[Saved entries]
========================================

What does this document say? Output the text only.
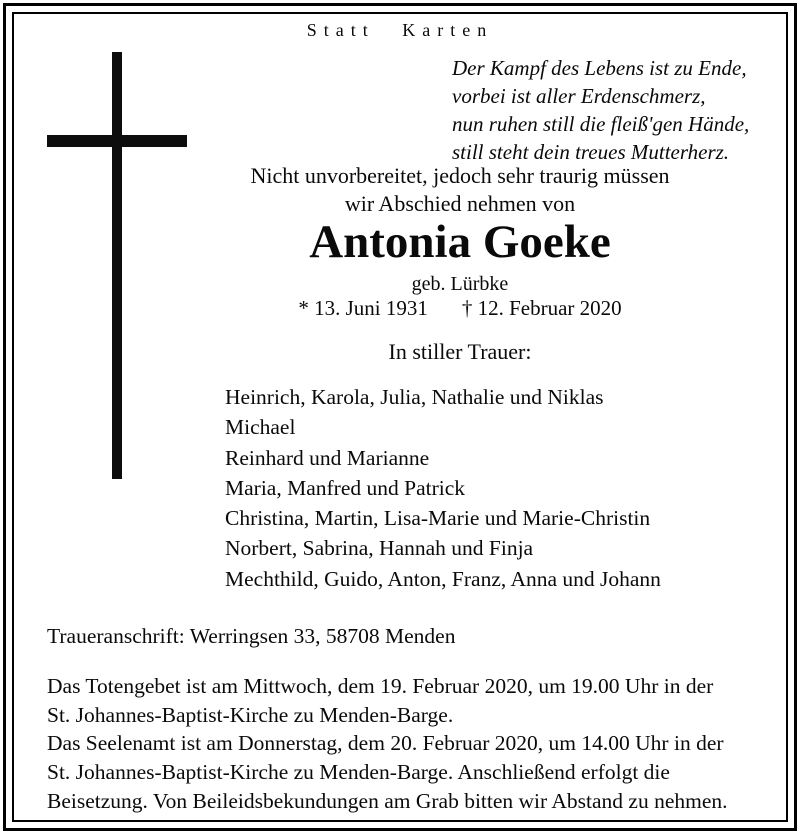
Statt Karten
Der Kampf des Lebens ist zu Ende,
vorbei ist aller Erdenschmerz,
nun ruhen still die fleiß'gen Hände,
still steht dein treues Mutterherz.
Nicht unvorbereitet, jedoch sehr traurig müssen
wir Abschied nehmen von
Antonia Goeke
geb. Lürbke
* 13. Juni 1931 † 12. Februar 2020
In stiller Trauer:
Heinrich, Karola, Julia, Nathalie und Niklas
Michael
Reinhard und Marianne
Maria, Manfred und Patrick
Christina, Martin, Lisa-Marie und Marie-Christin
Norbert, Sabrina, Hannah und Finja
Mechthild, Guido, Anton, Franz, Anna und Johann
Traueranschrift: Werringsen 33, 58708 Menden
Das Totengebet ist am Mittwoch, dem 19. Februar 2020, um 19.00 Uhr in der
St. Johannes-Baptist-Kirche zu Menden-Barge.
Das Seelenamt ist am Donnerstag, dem 20. Februar 2020, um 14.00 Uhr in der
St. Johannes-Baptist-Kirche zu Menden-Barge. Anschließend erfolgt die
Beisetzung. Von Beileidsbekundungen am Grab bitten wir Abstand zu nehmen.
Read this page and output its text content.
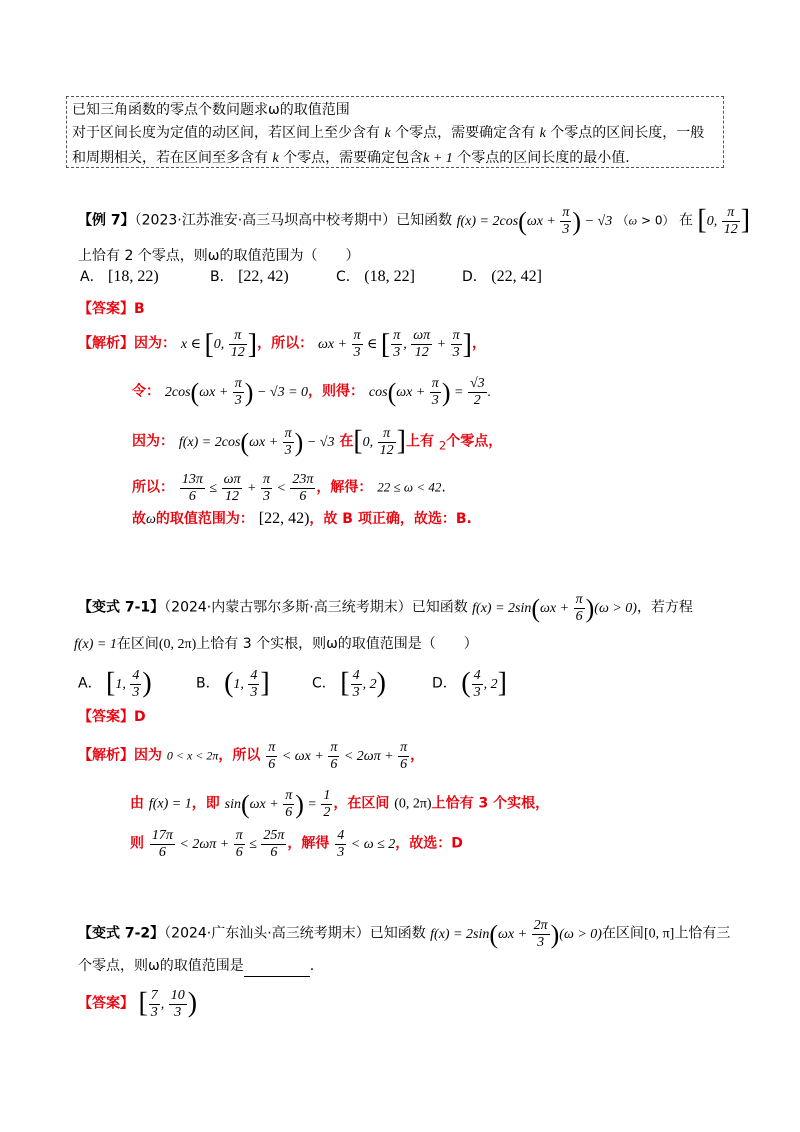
已知三角函数的零点个数问题求ω的取值范围
对于区间长度为定值的动区间，若区间上至少含有 k 个零点，需要确定含有 k 个零点的区间长度，一般
和周期相关，若在区间至多含有 k 个零点，需要确定包含k + 1 个零点的区间长度的最小值.
【例 7】（2023·江苏淮安·高三马坝高中校考期中）已知函数 $f(x) = 2\cos(\omega x + \frac{\pi}{3}$ ) − √3 （ω > 0） 在 [0, $\frac{\pi}{12}$ ]
上恰有 2 个零点，则ω的取值范围为（　　）
A． [18, 22)	B． [22, 42)	C． (18, 22]	D． (22, 42]
【答案】B
【解析】因为： x ∈ [0, $\frac{\pi}{12}$ ]，所以： $\omega x + \frac{\pi}{3}$ ∈ [ $\frac{\pi}{3}$ , $\frac{\omega\pi}{12} + \frac{\pi}{3}$ ]，
令： $2\cos(\omega x + \frac{\pi}{3}$ ) − √3 = 0，则得： $\cos(\omega x + \frac{\pi}{3}$ ) = $\frac{√3}{2}$ .
因为： $f(x) = 2\cos(\omega x + \frac{\pi}{3}$ ) − √3 在[0, $\frac{\pi}{12}$ ]上有 $_2$个零点，
所以： $\frac{13\pi}{6} \le \frac{\omega\pi}{12} + \frac{\pi}{3} < \frac{23\pi}{6}$ ，解得： 22 ≤ ω < 42.
故ω的取值范围为： [22, 42)，故 B 项正确，故选：B.
【变式 7-1】（2024·内蒙古鄂尔多斯·高三统考期末）已知函数 $f(x) = 2\sin(\omega x + \frac{\pi}{6} )(\omega > 0)$，若方程
f(x) = 1在区间(0, 2π)上恰有 3 个实根，则ω的取值范围是（　　）
A． [1, $\frac{4}{3}$ )	B． (1, $\frac{4}{3}$ ]	C． [ $\frac{4}{3}$ , 2)	D． ( $\frac{4}{3}$ , 2]
【答案】D
【解析】因为 0 < x < 2π，所以 $\frac{\pi}{6} < \omega x + \frac{\pi}{6} < 2\omega\pi + \frac{\pi}{6}$ ，
由 f(x) = 1，即 $\sin(\omega x + \frac{\pi}{6}$ ) = $\frac{1}{2}$ ，在区间 (0, 2π)上恰有 3 个实根，
则 $\frac{17\pi}{6} < 2\omega\pi + \frac{\pi}{6} \le \frac{25\pi}{6}$ ，解得 $\frac{4}{3} < \omega \le 2$，故选：D
【变式 7-2】（2024·广东汕头·高三统考期末）已知函数 $f(x) = 2\sin(\omega x + \frac{2\pi}{3} )(\omega > 0)$在区间[0, π]上恰有三
个零点，则ω的取值范围是	.
【答案】 [ $\frac{7}{3}$ , $\frac{10}{3}$ )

========================================

Starting at the line that contains "Read this page and output its text content.", write out every line through the final line of the entries, word for word; skip any pictures.

RESULT OF THIS EXERCISE:
Read this page and output its text content.
已知三角函数的零点个数问题求ω的取值范围
对于区间长度为定值的动区间，若区间上至少含有 k 个零点，需要确定含有 k 个零点的区间长度，一般
和周期相关，若在区间至多含有 k 个零点，需要确定包含k + 1 个零点的区间长度的最小值.
【例 7】（2023·江苏淮安·高三马坝高中校考期中）已知函数 $f(x) = 2\cos(\omega x + \frac{\pi}{3}$ ) − √3 （ω > 0） 在 [0, $\frac{\pi}{12}$ ]
上恰有 2 个零点，则ω的取值范围为（　　）
A． [18, 22)	B． [22, 42)	C． (18, 22]	D． (22, 42]
【答案】B
【解析】因为： x ∈ [0, $\frac{\pi}{12}$ ]，所以： $\omega x + \frac{\pi}{3}$ ∈ [ $\frac{\pi}{3}$ , $\frac{\omega\pi}{12} + \frac{\pi}{3}$ ]，
令： $2\cos(\omega x + \frac{\pi}{3}$ ) − √3 = 0，则得： $\cos(\omega x + \frac{\pi}{3}$ ) = $\frac{√3}{2}$ .
因为： $f(x) = 2\cos(\omega x + \frac{\pi}{3}$ ) − √3 在[0, $\frac{\pi}{12}$ ]上有 $_2$个零点，
所以： $\frac{13\pi}{6} \le \frac{\omega\pi}{12} + \frac{\pi}{3} < \frac{23\pi}{6}$ ，解得： 22 ≤ ω < 42.
故ω的取值范围为： [22, 42)，故 B 项正确，故选：B.
【变式 7-1】（2024·内蒙古鄂尔多斯·高三统考期末）已知函数 $f(x) = 2\sin(\omega x + \frac{\pi}{6} )(\omega > 0)$，若方程
f(x) = 1在区间(0, 2π)上恰有 3 个实根，则ω的取值范围是（　　）
A． [1, $\frac{4}{3}$ )	B． (1, $\frac{4}{3}$ ]	C． [ $\frac{4}{3}$ , 2)	D． ( $\frac{4}{3}$ , 2]
【答案】D
【解析】因为 0 < x < 2π，所以 $\frac{\pi}{6} < \omega x + \frac{\pi}{6} < 2\omega\pi + \frac{\pi}{6}$ ，
由 f(x) = 1，即 $\sin(\omega x + \frac{\pi}{6}$ ) = $\frac{1}{2}$ ，在区间 (0, 2π)上恰有 3 个实根，
则 $\frac{17\pi}{6} < 2\omega\pi + \frac{\pi}{6} \le \frac{25\pi}{6}$ ，解得 $\frac{4}{3} < \omega \le 2$，故选：D
【变式 7-2】（2024·广东汕头·高三统考期末）已知函数 $f(x) = 2\sin(\omega x + \frac{2\pi}{3} )(\omega > 0)$在区间[0, π]上恰有三
个零点，则ω的取值范围是	.
【答案】 [ $\frac{7}{3}$ , $\frac{10}{3}$ )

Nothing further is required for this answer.